* **Stated problem**
Give every line back verbatim, dropping all images.
+-------+
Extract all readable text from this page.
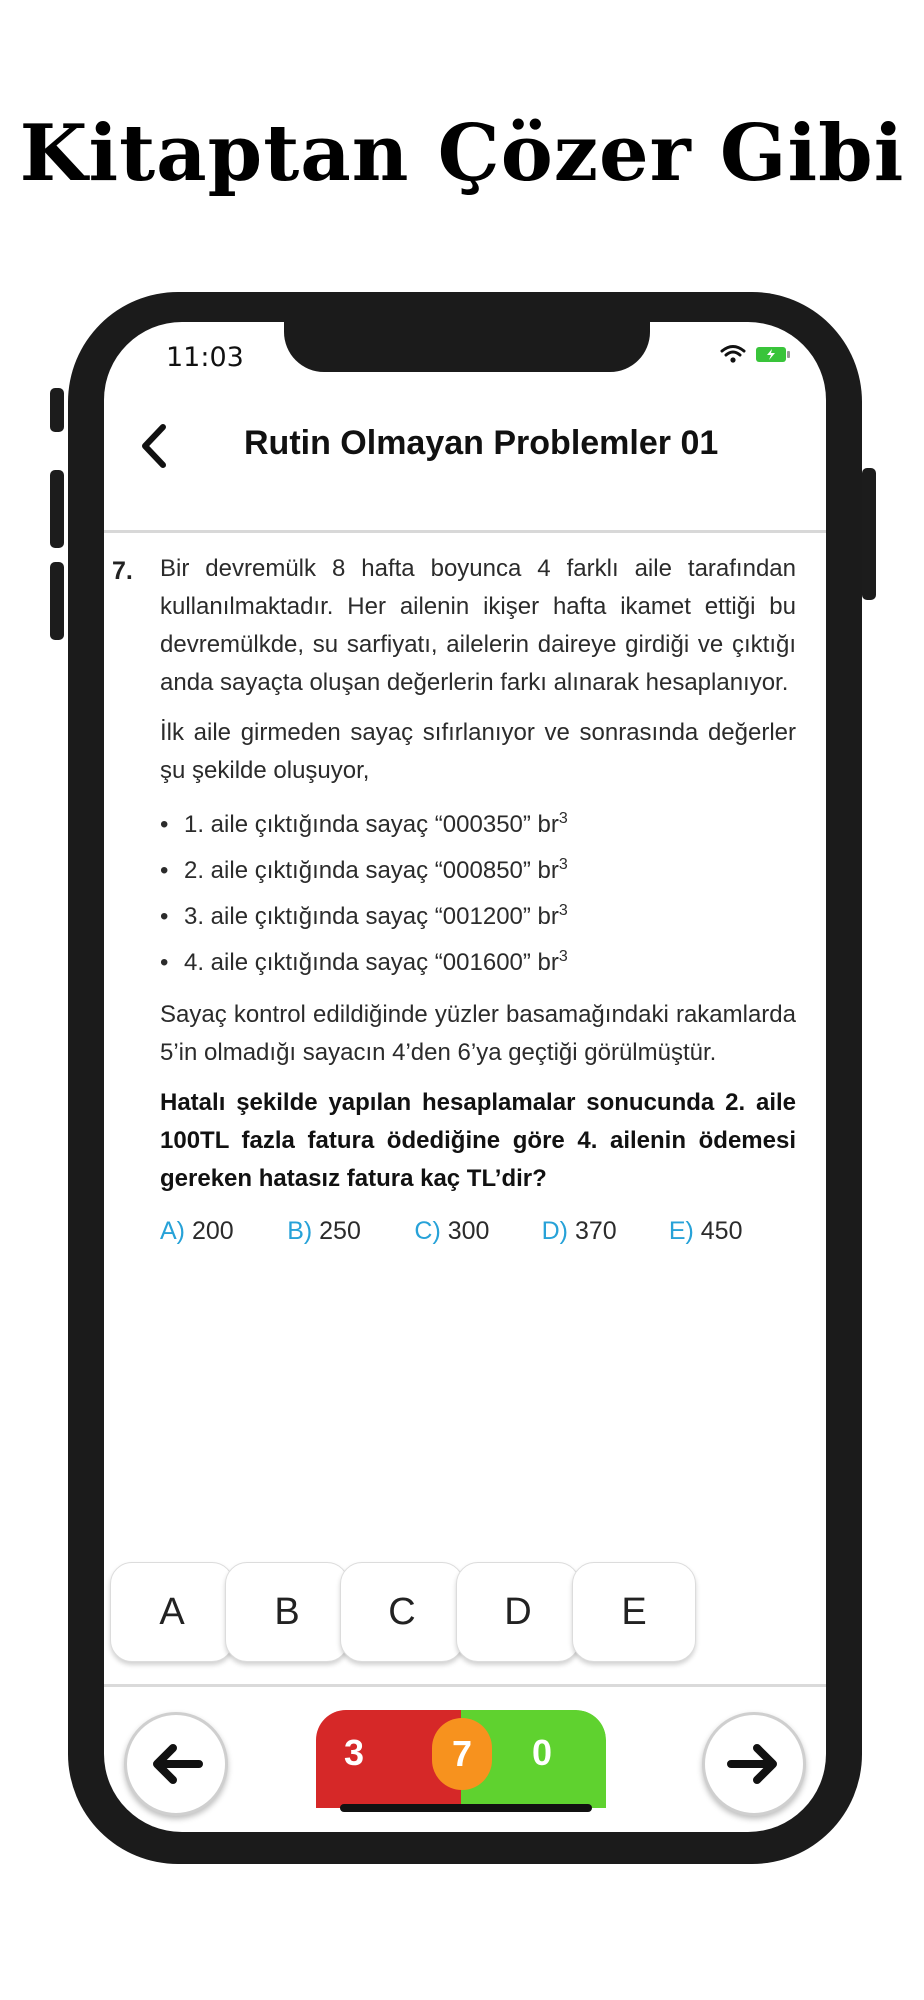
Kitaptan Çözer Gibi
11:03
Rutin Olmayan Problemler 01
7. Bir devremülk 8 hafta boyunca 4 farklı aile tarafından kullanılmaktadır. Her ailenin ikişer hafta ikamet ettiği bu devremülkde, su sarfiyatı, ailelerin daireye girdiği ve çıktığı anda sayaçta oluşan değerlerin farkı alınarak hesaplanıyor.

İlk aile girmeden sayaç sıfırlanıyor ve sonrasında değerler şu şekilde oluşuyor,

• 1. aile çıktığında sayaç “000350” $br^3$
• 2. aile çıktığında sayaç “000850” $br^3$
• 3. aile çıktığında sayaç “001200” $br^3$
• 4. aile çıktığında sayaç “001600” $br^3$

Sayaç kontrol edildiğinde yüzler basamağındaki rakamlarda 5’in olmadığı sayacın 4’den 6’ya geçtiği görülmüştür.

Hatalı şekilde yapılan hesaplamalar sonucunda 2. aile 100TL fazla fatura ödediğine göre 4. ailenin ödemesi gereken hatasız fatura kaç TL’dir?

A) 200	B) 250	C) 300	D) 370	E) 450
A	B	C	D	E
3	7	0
+-------+
* **Exercise result**
Extract all readable text from this page.
Kitaptan Çözer Gibi
11:03
Rutin Olmayan Problemler 01
7. Bir devremülk 8 hafta boyunca 4 farklı aile tarafından kullanılmaktadır. Her ailenin ikişer hafta ikamet ettiği bu devremülkde, su sarfiyatı, ailelerin daireye girdiği ve çıktığı anda sayaçta oluşan değerlerin farkı alınarak hesaplanıyor.

İlk aile girmeden sayaç sıfırlanıyor ve sonrasında değerler şu şekilde oluşuyor,

• 1. aile çıktığında sayaç “000350” $br^3$
• 2. aile çıktığında sayaç “000850” $br^3$
• 3. aile çıktığında sayaç “001200” $br^3$
• 4. aile çıktığında sayaç “001600” $br^3$

Sayaç kontrol edildiğinde yüzler basamağındaki rakamlarda 5’in olmadığı sayacın 4’den 6’ya geçtiği görülmüştür.

Hatalı şekilde yapılan hesaplamalar sonucunda 2. aile 100TL fazla fatura ödediğine göre 4. ailenin ödemesi gereken hatasız fatura kaç TL’dir?

A) 200	B) 250	C) 300	D) 370	E) 450
A	B	C	D	E
3	7	0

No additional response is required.